DIRECTIONS:
Repeat the material below word for word and leave out all pictures.

^^^^^^^^

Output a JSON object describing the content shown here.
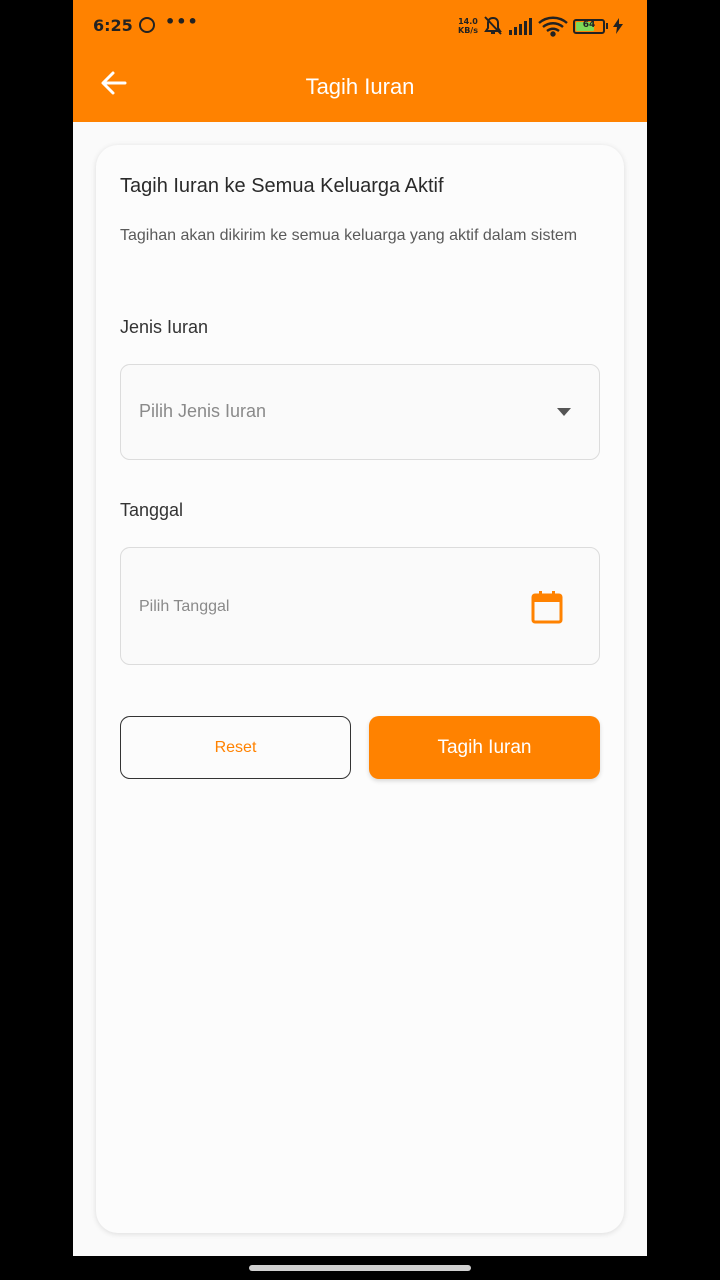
{
  "status_bar": {
    "time": "6:25",
    "dots": "•••",
    "speed_value": "14.0",
    "speed_unit": "KB/s",
    "battery": "64"
  },
  "app_bar": {
    "title": "Tagih Iuran",
    "back_icon": "arrow-left-icon"
  },
  "form": {
    "title": "Tagih Iuran ke Semua Keluarga Aktif",
    "description": "Tagihan akan dikirim ke semua keluarga yang aktif dalam sistem",
    "jenis_label": "Jenis Iuran",
    "jenis_placeholder": "Pilih Jenis Iuran",
    "tanggal_label": "Tanggal",
    "tanggal_placeholder": "Pilih Tanggal",
    "reset_label": "Reset",
    "submit_label": "Tagih Iuran"
  },
  "colors": {
    "accent": "#ff8200",
    "background": "#fafafa"
  }
}
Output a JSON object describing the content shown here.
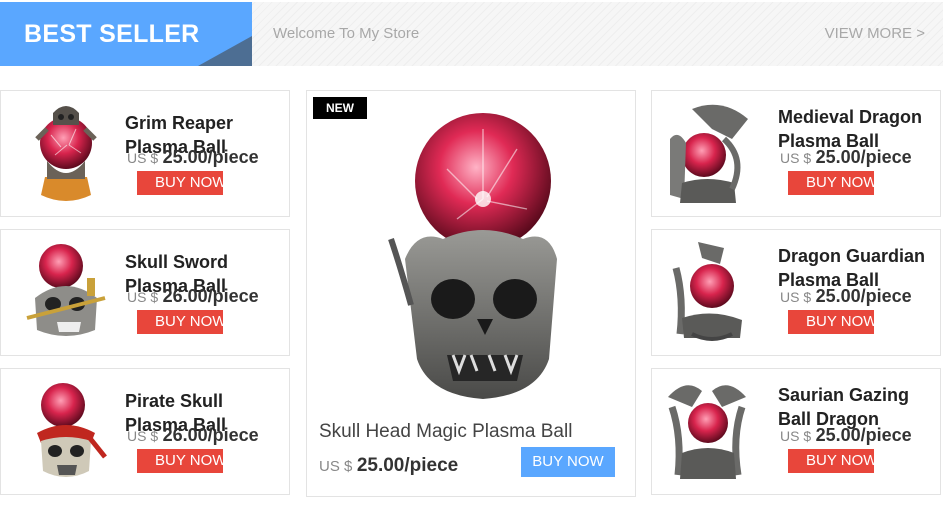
{
  "header": {
    "title": "BEST SELLER",
    "welcome": "Welcome To My Store",
    "view_more": "VIEW MORE >"
  },
  "colors": {
    "accent_blue": "#5aa7ff",
    "buy_red": "#e8463b",
    "badge_black": "#000000"
  },
  "left_products": [
    {
      "name": "Grim Reaper Plasma Ball",
      "currency": "US $",
      "price": "25.00/piece",
      "buy_label": "BUY NOW"
    },
    {
      "name": "Skull Sword Plasma Ball",
      "currency": "US $",
      "price": "26.00/piece",
      "buy_label": "BUY NOW"
    },
    {
      "name": "Pirate Skull Plasma Ball",
      "currency": "US $",
      "price": "26.00/piece",
      "buy_label": "BUY NOW"
    }
  ],
  "featured": {
    "badge": "NEW",
    "name": "Skull Head Magic Plasma Ball",
    "currency": "US $",
    "price": "25.00/piece",
    "buy_label": "BUY NOW"
  },
  "right_products": [
    {
      "name": "Medieval Dragon Plasma Ball",
      "currency": "US $",
      "price": "25.00/piece",
      "buy_label": "BUY NOW"
    },
    {
      "name": "Dragon Guardian Plasma Ball",
      "currency": "US $",
      "price": "25.00/piece",
      "buy_label": "BUY NOW"
    },
    {
      "name": "Saurian Gazing Ball Dragon",
      "currency": "US $",
      "price": "25.00/piece",
      "buy_label": "BUY NOW"
    }
  ]
}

^^^^^^^^

THE RESULT:
Output a JSON object describing the content shown here.
{
  "status_bar": {
    "time": "6:25",
    "dots": "•••",
    "speed_value": "14.0",
    "speed_unit": "KB/s",
    "battery": "64"
  },
  "app_bar": {
    "title": "Tagih Iuran",
    "back_icon": "arrow-left-icon"
  },
  "form": {
    "title": "Tagih Iuran ke Semua Keluarga Aktif",
    "description": "Tagihan akan dikirim ke semua keluarga yang aktif dalam sistem",
    "jenis_label": "Jenis Iuran",
    "jenis_placeholder": "Pilih Jenis Iuran",
    "tanggal_label": "Tanggal",
    "tanggal_placeholder": "Pilih Tanggal",
    "reset_label": "Reset",
    "submit_label": "Tagih Iuran"
  },
  "colors": {
    "accent": "#ff8200",
    "background": "#fafafa"
  }
}
Output a JSON object describing the content shown here.
{
  "header": {
    "title": "BEST SELLER",
    "welcome": "Welcome To My Store",
    "view_more": "VIEW MORE >"
  },
  "colors": {
    "accent_blue": "#5aa7ff",
    "buy_red": "#e8463b",
    "badge_black": "#000000"
  },
  "left_products": [
    {
      "name": "Grim Reaper Plasma Ball",
      "currency": "US $",
      "price": "25.00/piece",
      "buy_label": "BUY NOW"
    },
    {
      "name": "Skull Sword Plasma Ball",
      "currency": "US $",
      "price": "26.00/piece",
      "buy_label": "BUY NOW"
    },
    {
      "name": "Pirate Skull Plasma Ball",
      "currency": "US $",
      "price": "26.00/piece",
      "buy_label": "BUY NOW"
    }
  ],
  "featured": {
    "badge": "NEW",
    "name": "Skull Head Magic Plasma Ball",
    "currency": "US $",
    "price": "25.00/piece",
    "buy_label": "BUY NOW"
  },
  "right_products": [
    {
      "name": "Medieval Dragon Plasma Ball",
      "currency": "US $",
      "price": "25.00/piece",
      "buy_label": "BUY NOW"
    },
    {
      "name": "Dragon Guardian Plasma Ball",
      "currency": "US $",
      "price": "25.00/piece",
      "buy_label": "BUY NOW"
    },
    {
      "name": "Saurian Gazing Ball Dragon",
      "currency": "US $",
      "price": "25.00/piece",
      "buy_label": "BUY NOW"
    }
  ]
}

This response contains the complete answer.